▶ _STATED EXERCISE_
Wherever the string "legend" appears in the listing, copy that line.

▶ _ENTRIES_
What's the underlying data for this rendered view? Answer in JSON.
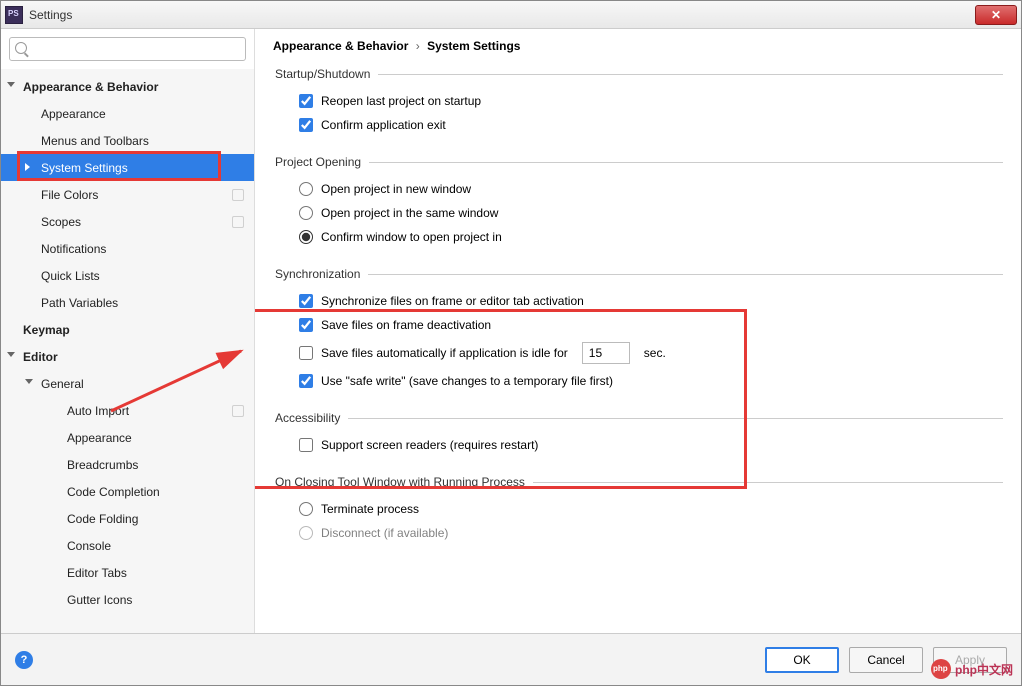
{
  "window": {
    "title": "Settings"
  },
  "search": {
    "placeholder": ""
  },
  "tree": {
    "appearance_behavior": "Appearance & Behavior",
    "appearance": "Appearance",
    "menus_toolbars": "Menus and Toolbars",
    "system_settings": "System Settings",
    "file_colors": "File Colors",
    "scopes": "Scopes",
    "notifications": "Notifications",
    "quick_lists": "Quick Lists",
    "path_variables": "Path Variables",
    "keymap": "Keymap",
    "editor": "Editor",
    "general": "General",
    "auto_import": "Auto Import",
    "appearance2": "Appearance",
    "breadcrumbs": "Breadcrumbs",
    "code_completion": "Code Completion",
    "code_folding": "Code Folding",
    "console": "Console",
    "editor_tabs": "Editor Tabs",
    "gutter_icons": "Gutter Icons"
  },
  "breadcrumb": {
    "parent": "Appearance & Behavior",
    "current": "System Settings"
  },
  "sections": {
    "startup": {
      "legend": "Startup/Shutdown",
      "reopen": "Reopen last project on startup",
      "confirm_exit": "Confirm application exit"
    },
    "opening": {
      "legend": "Project Opening",
      "new_window": "Open project in new window",
      "same_window": "Open project in the same window",
      "confirm": "Confirm window to open project in"
    },
    "sync": {
      "legend": "Synchronization",
      "sync_frame": "Synchronize files on frame or editor tab activation",
      "save_frame": "Save files on frame deactivation",
      "save_idle_before": "Save files automatically if application is idle for",
      "idle_value": "15",
      "save_idle_after": "sec.",
      "safe_write": "Use \"safe write\" (save changes to a temporary file first)"
    },
    "access": {
      "legend": "Accessibility",
      "screen_readers": "Support screen readers (requires restart)"
    },
    "closing": {
      "legend": "On Closing Tool Window with Running Process",
      "terminate": "Terminate process",
      "disconnect": "Disconnect (if available)"
    }
  },
  "buttons": {
    "ok": "OK",
    "cancel": "Cancel",
    "apply": "Apply"
  },
  "watermark": "php中文网"
}
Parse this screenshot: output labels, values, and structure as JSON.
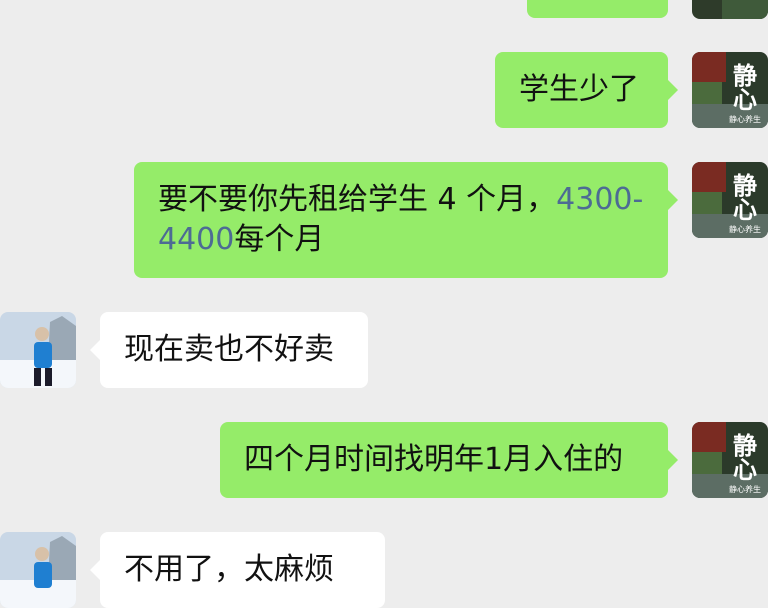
{
  "chat": {
    "my_avatar": {
      "big_text_1": "静",
      "big_text_2": "心",
      "small_text": "静心养生"
    },
    "messages": [
      {
        "side": "out",
        "text": ""
      },
      {
        "side": "out",
        "text": "学生少了"
      },
      {
        "side": "out",
        "line1_a": "要不要你先租给学生 4 个月，",
        "line1_b": "4300-",
        "line2_a": "4400",
        "line2_b": "每个月"
      },
      {
        "side": "in",
        "text": "现在卖也不好卖"
      },
      {
        "side": "out",
        "text": "四个月时间找明年1月入住的"
      },
      {
        "side": "in",
        "text": "不用了，太麻烦"
      }
    ]
  }
}
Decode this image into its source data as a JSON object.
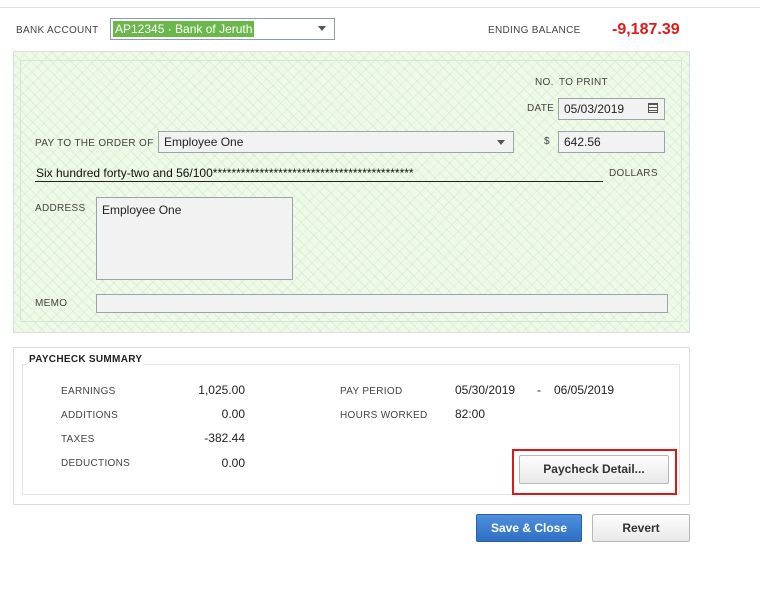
{
  "header": {
    "bank_account_label": "BANK ACCOUNT",
    "bank_account_value": "AP12345 · Bank of Jeruth",
    "ending_balance_label": "ENDING BALANCE",
    "ending_balance_value": "-9,187.39",
    "ending_balance_color": "#e0191b"
  },
  "check": {
    "no_label": "NO.",
    "no_value": "TO PRINT",
    "date_label": "DATE",
    "date_value": "05/03/2019",
    "pay_to_label": "PAY TO THE ORDER OF",
    "pay_to_value": "Employee One",
    "dollar_sign": "$",
    "amount_value": "642.56",
    "amount_words": "Six hundred forty-two and 56/100*******************************************",
    "dollars_label": "DOLLARS",
    "address_label": "ADDRESS",
    "address_value": "Employee One",
    "memo_label": "MEMO",
    "memo_value": ""
  },
  "summary": {
    "title": "PAYCHECK SUMMARY",
    "rows": [
      {
        "label": "EARNINGS",
        "value": "1,025.00"
      },
      {
        "label": "ADDITIONS",
        "value": "0.00"
      },
      {
        "label": "TAXES",
        "value": "-382.44"
      },
      {
        "label": "DEDUCTIONS",
        "value": "0.00"
      }
    ],
    "pay_period_label": "PAY PERIOD",
    "pay_period_start": "05/30/2019",
    "pay_period_sep": "-",
    "pay_period_end": "06/05/2019",
    "hours_worked_label": "HOURS WORKED",
    "hours_worked_value": "82:00",
    "detail_button": "Paycheck Detail..."
  },
  "footer": {
    "save_close": "Save & Close",
    "revert": "Revert"
  },
  "colors": {
    "highlight": "#e01616",
    "check_background": "#eef9e8",
    "primary_button": "#3b7fd3",
    "selection": "#6bb84a"
  }
}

▶ _RESULT OF THE EXERCISE_
      "legend": "Startup/Shutdown",
      "legend": "Project Opening",
      "legend": "Synchronization",
      "legend": "Accessibility",
      "legend": "On Closing Tool Window with Running Process",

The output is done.